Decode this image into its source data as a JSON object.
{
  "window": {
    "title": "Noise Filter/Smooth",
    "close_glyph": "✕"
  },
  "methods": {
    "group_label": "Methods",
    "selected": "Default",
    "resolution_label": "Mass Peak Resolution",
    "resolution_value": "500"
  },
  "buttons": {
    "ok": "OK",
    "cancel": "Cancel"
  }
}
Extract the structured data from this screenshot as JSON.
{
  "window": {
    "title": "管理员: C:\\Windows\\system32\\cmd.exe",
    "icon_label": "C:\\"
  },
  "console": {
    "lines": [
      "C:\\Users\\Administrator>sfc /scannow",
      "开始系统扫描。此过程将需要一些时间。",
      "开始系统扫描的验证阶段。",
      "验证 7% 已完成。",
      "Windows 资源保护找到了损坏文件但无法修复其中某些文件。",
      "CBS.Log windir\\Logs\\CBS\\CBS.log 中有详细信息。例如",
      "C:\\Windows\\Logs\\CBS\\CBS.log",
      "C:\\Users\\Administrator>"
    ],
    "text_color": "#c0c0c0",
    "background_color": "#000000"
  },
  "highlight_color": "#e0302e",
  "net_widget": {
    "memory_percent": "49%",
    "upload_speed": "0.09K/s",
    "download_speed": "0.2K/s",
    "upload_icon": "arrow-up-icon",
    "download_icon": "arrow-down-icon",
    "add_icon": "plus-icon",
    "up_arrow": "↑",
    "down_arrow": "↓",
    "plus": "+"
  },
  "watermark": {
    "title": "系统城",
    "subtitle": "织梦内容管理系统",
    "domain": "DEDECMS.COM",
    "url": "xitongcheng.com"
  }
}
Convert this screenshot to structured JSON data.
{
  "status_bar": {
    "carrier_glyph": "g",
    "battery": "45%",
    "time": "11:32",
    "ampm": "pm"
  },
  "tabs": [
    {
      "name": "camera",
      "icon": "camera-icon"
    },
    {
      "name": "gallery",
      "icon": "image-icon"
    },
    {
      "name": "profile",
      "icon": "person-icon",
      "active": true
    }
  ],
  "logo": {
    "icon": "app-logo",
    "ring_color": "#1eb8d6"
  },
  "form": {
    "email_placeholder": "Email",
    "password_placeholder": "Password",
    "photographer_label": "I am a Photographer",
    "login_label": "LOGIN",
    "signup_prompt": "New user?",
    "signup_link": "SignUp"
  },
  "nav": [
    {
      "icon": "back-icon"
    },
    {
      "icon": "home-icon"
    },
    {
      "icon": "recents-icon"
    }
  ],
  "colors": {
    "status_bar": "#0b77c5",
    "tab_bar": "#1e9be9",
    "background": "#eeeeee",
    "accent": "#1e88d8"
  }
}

________________

§ The request
Gather each line of the records holding the string "this".

§ Solution to the exercise
Decode this image into its source data as a JSON object.
Extract the structured data from this screenshot as JSON.
Convert this screenshot to structured JSON data.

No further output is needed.